▶ **The request**:
What lines of the data hold the string "如果将状态设置为"? Pull each one out.

Data records:
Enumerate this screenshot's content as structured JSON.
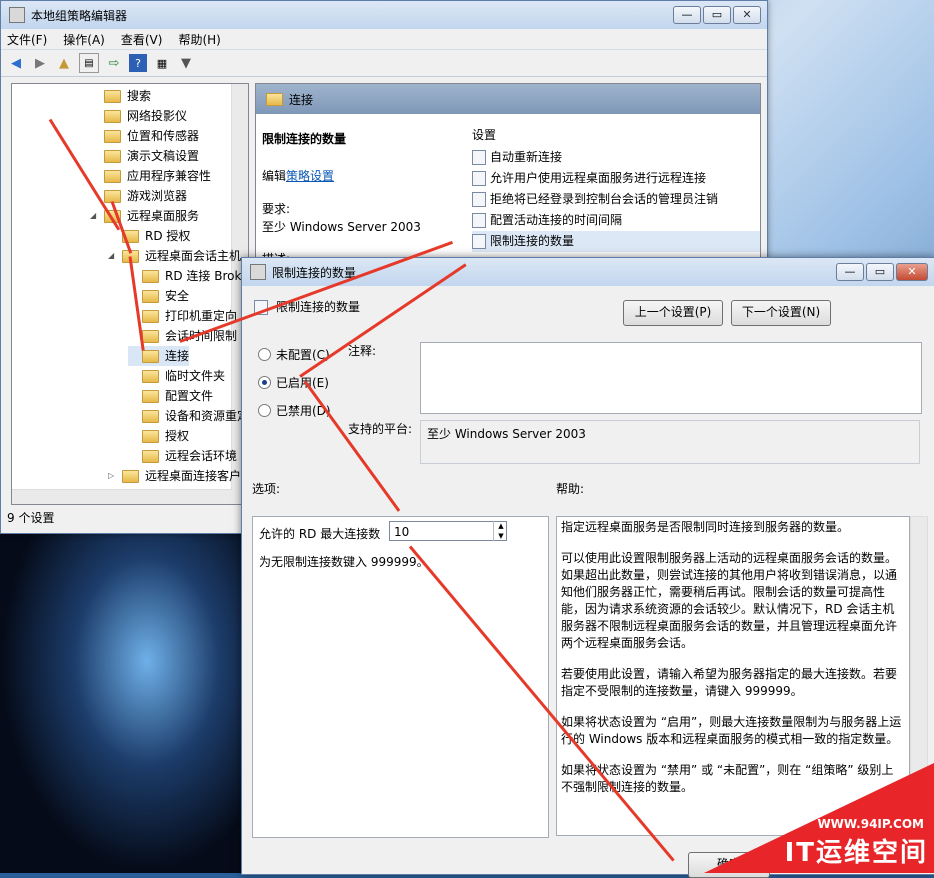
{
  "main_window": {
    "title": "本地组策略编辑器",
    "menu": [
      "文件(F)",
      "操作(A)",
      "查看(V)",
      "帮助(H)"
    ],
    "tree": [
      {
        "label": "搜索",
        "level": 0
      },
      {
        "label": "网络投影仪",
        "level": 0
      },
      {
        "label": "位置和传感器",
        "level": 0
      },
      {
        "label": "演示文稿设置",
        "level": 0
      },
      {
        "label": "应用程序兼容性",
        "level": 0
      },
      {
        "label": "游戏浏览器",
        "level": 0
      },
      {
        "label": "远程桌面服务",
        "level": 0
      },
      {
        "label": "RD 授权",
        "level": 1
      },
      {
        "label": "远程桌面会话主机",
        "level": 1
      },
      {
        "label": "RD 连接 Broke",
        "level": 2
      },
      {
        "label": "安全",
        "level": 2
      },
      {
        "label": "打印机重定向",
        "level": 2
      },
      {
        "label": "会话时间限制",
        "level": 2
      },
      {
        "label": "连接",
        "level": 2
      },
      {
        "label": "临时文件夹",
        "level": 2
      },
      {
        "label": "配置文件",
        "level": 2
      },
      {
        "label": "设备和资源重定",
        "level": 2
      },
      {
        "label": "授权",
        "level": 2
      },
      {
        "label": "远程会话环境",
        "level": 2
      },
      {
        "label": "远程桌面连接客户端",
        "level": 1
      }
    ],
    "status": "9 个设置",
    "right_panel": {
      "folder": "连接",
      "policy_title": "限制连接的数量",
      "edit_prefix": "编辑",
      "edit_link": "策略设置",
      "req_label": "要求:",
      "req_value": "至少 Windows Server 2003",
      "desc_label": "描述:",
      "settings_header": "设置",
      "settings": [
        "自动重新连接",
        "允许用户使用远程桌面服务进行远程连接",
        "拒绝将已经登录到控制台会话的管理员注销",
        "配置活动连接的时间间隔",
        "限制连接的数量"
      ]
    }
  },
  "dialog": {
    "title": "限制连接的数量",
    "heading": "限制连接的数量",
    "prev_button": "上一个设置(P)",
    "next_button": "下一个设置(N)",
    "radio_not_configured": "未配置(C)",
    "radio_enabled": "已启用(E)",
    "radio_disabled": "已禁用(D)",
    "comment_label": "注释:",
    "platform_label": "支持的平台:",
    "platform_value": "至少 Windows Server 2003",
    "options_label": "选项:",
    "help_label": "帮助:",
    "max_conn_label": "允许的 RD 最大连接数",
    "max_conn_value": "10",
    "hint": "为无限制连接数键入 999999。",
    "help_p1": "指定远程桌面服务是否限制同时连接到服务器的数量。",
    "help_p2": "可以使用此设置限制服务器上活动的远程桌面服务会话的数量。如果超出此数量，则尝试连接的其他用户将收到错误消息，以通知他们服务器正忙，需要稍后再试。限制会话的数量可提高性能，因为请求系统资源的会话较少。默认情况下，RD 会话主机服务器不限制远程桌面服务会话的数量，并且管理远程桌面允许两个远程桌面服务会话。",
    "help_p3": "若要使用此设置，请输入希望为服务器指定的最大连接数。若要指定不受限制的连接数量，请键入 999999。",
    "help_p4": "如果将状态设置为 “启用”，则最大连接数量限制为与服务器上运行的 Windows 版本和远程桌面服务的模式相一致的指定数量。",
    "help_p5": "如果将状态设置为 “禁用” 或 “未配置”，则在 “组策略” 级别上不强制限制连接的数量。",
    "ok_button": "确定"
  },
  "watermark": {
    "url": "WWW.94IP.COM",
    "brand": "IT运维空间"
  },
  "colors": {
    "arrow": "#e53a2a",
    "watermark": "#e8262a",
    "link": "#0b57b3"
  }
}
...
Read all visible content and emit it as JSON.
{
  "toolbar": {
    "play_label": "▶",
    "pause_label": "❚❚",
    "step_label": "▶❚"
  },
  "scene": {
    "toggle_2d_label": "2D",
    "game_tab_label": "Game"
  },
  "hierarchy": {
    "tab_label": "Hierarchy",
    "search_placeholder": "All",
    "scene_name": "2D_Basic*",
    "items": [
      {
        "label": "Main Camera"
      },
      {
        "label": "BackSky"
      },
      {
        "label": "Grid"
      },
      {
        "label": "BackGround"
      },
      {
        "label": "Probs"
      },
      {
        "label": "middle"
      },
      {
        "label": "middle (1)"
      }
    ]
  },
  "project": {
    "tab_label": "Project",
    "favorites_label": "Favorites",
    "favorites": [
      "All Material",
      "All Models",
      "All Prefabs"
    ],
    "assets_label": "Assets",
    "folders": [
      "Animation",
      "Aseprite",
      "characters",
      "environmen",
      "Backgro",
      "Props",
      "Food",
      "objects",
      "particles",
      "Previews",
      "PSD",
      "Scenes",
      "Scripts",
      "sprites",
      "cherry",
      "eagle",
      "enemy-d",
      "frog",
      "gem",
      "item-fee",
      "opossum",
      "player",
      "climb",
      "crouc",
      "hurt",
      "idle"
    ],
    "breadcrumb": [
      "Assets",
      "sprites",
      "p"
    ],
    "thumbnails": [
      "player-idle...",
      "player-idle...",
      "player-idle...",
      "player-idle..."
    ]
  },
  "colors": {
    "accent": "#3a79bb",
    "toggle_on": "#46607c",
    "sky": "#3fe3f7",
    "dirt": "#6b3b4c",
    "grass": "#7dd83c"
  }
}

▶ **Answer for the task**:
    "help_p4": "如果将状态设置为 “启用”，则最大连接数量限制为与服务器上运行的 Windows 版本和远程桌面服务的模式相一致的指定数量。",
    "help_p5": "如果将状态设置为 “禁用” 或 “未配置”，则在 “组策略” 级别上不强制限制连接的数量。",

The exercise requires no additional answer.